• [Objective]: Pull out every line from the listing that has the word "Ulmann".

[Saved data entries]
=====
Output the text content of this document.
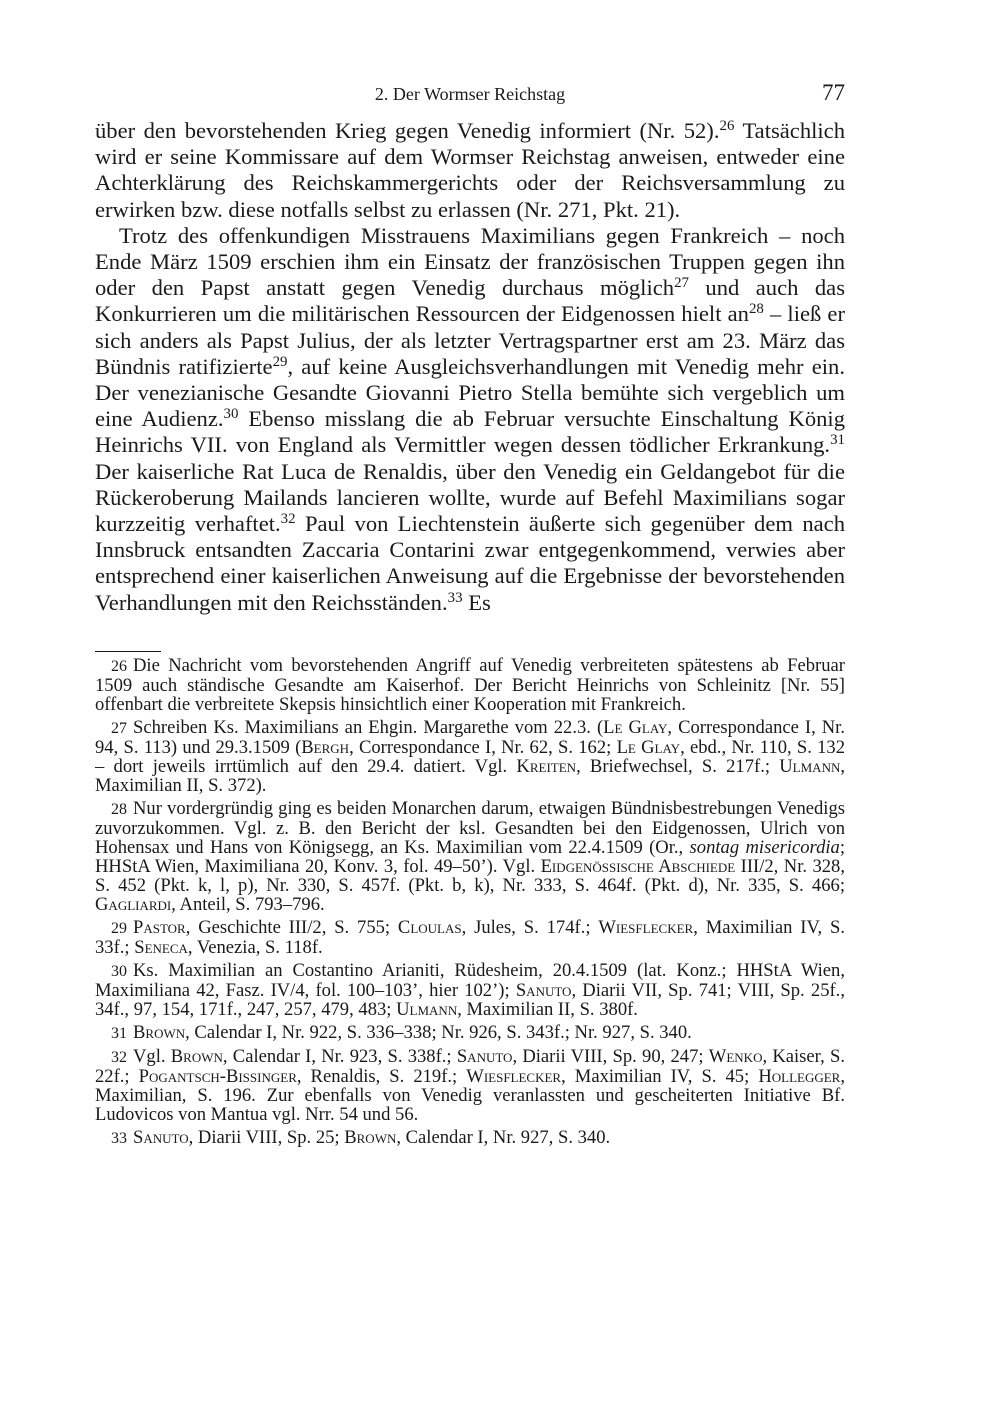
2. Der Wormser Reichstag	77

über den bevorstehenden Krieg gegen Venedig informiert (Nr. 52).$^{26}$ Tatsächlich wird er seine Kommissare auf dem Wormser Reichstag anweisen, entweder eine Achterklärung des Reichskammergerichts oder der Reichsversammlung zu erwirken bzw. diese notfalls selbst zu erlassen (Nr. 271, Pkt. 21).

Trotz des offenkundigen Misstrauens Maximilians gegen Frankreich – noch Ende März 1509 erschien ihm ein Einsatz der französischen Truppen gegen ihn oder den Papst anstatt gegen Venedig durchaus möglich$^{27}$ und auch das Konkurrieren um die militärischen Ressourcen der Eidgenossen hielt $an^{28}$ – ließ er sich anders als Papst Julius, der als letzter Vertragspartner erst am 23. März das Bündnis ratifizierte$^{29}$, auf keine Ausgleichsverhandlungen mit Venedig mehr ein. Der venezianische Gesandte Giovanni Pietro Stella bemühte sich vergeblich um eine Audienz.$^{30}$ Ebenso misslang die ab Februar versuchte Einschaltung König Heinrichs VII. von England als Vermittler wegen dessen tödlicher Erkrankung.$^{31}$ Der kaiserliche Rat Luca de Renaldis, über den Venedig ein Geldangebot für die Rückeroberung Mailands lancieren wollte, wurde auf Befehl Maximilians sogar kurzzeitig verhaftet.$^{32}$ Paul von Liechtenstein äußerte sich gegenüber dem nach Innsbruck entsandten Zaccaria Contarini zwar entgegenkommend, verwies aber entsprechend einer kaiserlichen Anweisung auf die Ergebnisse der bevorstehenden Verhandlungen mit den Reichsständen.$^{33}$ Es

26 Die Nachricht vom bevorstehenden Angriff auf Venedig verbreiteten spätestens ab Februar 1509 auch ständische Gesandte am Kaiserhof. Der Bericht Heinrichs von Schleinitz [Nr. 55] offenbart die verbreitete Skepsis hinsichtlich einer Kooperation mit Frankreich.

27 Schreiben Ks. Maximilians an Ehgin. Margarethe vom 22.3. (Le Glay, Correspondance I, Nr. 94, S. 113) und 29.3.1509 (Bergh, Correspondance I, Nr. 62, S. 162; Le Glay, ebd., Nr. 110, S. 132 – dort jeweils irrtümlich auf den 29.4. datiert. Vgl. Kreiten, Briefwechsel, S. 217f.; Ulmann, Maximilian II, S. 372).

28 Nur vordergründig ging es beiden Monarchen darum, etwaigen Bündnisbestrebungen Venedigs zuvorzukommen. Vgl. z. B. den Bericht der ksl. Gesandten bei den Eidgenossen, Ulrich von Hohensax und Hans von Königsegg, an Ks. Maximilian vom 22.4.1509 (Or., sontag misericordia; HHStA Wien, Maximiliana 20, Konv. 3, fol. 49–50’). Vgl. Eidgenössische Abschiede III/2, Nr. 328, S. 452 (Pkt. k, l, p), Nr. 330, S. 457f. (Pkt. b, k), Nr. 333, S. 464f. (Pkt. d), Nr. 335, S. 466; Gagliardi, Anteil, S. 793–796.

29 Pastor, Geschichte III/2, S. 755; Cloulas, Jules, S. 174f.; Wiesflecker, Maximilian IV, S. 33f.; Seneca, Venezia, S. 118f.

30 Ks. Maximilian an Costantino Arianiti, Rüdesheim, 20.4.1509 (lat. Konz.; HHStA Wien, Maximiliana 42, Fasz. IV/4, fol. 100–103’, hier 102’); Sanuto, Diarii VII, Sp. 741; VIII, Sp. 25f., 34f., 97, 154, 171f., 247, 257, 479, 483; Ulmann, Maximilian II, S. 380f.

31 Brown, Calendar I, Nr. 922, S. 336–338; Nr. 926, S. 343f.; Nr. 927, S. 340.

32 Vgl. Brown, Calendar I, Nr. 923, S. 338f.; Sanuto, Diarii VIII, Sp. 90, 247; Wenko, Kaiser, S. 22f.; Pogantsch-Bissinger, Renaldis, S. 219f.; Wiesflecker, Maximilian IV, S. 45; Hollegger, Maximilian, S. 196. Zur ebenfalls von Venedig veranlassten und gescheiterten Initiative Bf. Ludovicos von Mantua vgl. Nrr. 54 und 56.

33 Sanuto, Diarii VIII, Sp. 25; Brown, Calendar I, Nr. 927, S. 340.
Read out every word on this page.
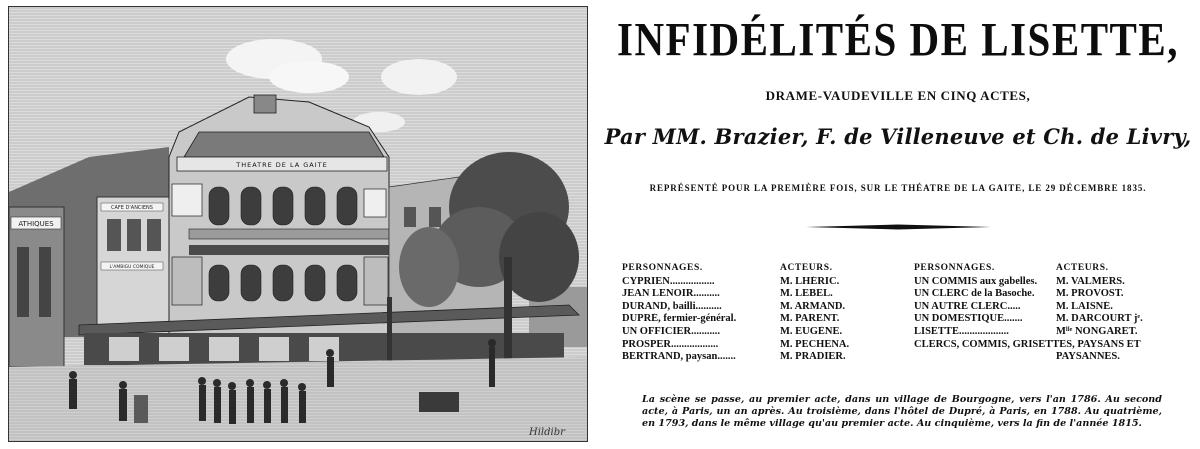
ATHIQUES
CAFE D'ANCIENS
L'AMBIGU COMIQUE
THEATRE DE LA GAITE
Hildibr
INFIDÉLITÉS DE LISETTE,
DRAME-VAUDEVILLE EN CINQ ACTES,
Par MM. Brazier, F. de Villeneuve et Ch. de Livry,
REPRÉSENTÉ POUR LA PREMIÈRE FOIS, SUR LE THÉATRE DE LA GAITE, LE 29 DÉCEMBRE 1835.
PERSONNAGES.	ACTEURS.
CYPRIEN.................	M. LHÉRIC.
JEAN LENOIR..........	M. LEBEL.
DURAND, bailli..........	M. ARMAND.
DUPRÉ, fermier-général.	M. PARENT.
UN OFFICIER...........	M. EUGÈNE.
PROSPER..................	M. PECHENA.
BERTRAND, paysan.......	M. PRADIER.
PERSONNAGES.	ACTEURS.
UN COMMIS aux gabelles.	M. VALMERS.
UN CLERC de la Basoche.	M. PROVOST.
UN AUTRE CLERC.....	M. LAISNÉ.
UN DOMESTIQUE.......	M. DARCOURT jᵉ.
LISETTE...................	Mˡˡᵉ NONGARET.
CLERCS, COMMIS, GRISETTES, PAYSANS ET
PAYSANNES.
La scène se passe, au premier acte, dans un village de Bourgogne, vers l'an 1786. Au second acte, à Paris, un an après. Au troisième, dans l'hôtel de Dupré, à Paris, en 1788. Au quatrième, en 1793, dans le même village qu'au premier acte. Au cinquième, vers la fin de l'année 1815.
=====
• [Answer]:
27 Schreiben Ks. Maximilians an Ehgin. Margarethe vom 22.3. (Le Glay, Correspondance I, Nr. 94, S. 113) und 29.3.1509 (Bergh, Correspondance I, Nr. 62, S. 162; Le Glay, ebd., Nr. 110, S. 132 – dort jeweils irrtümlich auf den 29.4. datiert. Vgl. Kreiten, Briefwechsel, S. 217f.; Ulmann, Maximilian II, S. 372).
30 Ks. Maximilian an Costantino Arianiti, Rüdesheim, 20.4.1509 (lat. Konz.; HHStA Wien, Maximiliana 42, Fasz. IV/4, fol. 100–103’, hier 102’); Sanuto, Diarii VII, Sp. 741; VIII, Sp. 25f., 34f., 97, 154, 171f., 247, 257, 479, 483; Ulmann, Maximilian II, S. 380f.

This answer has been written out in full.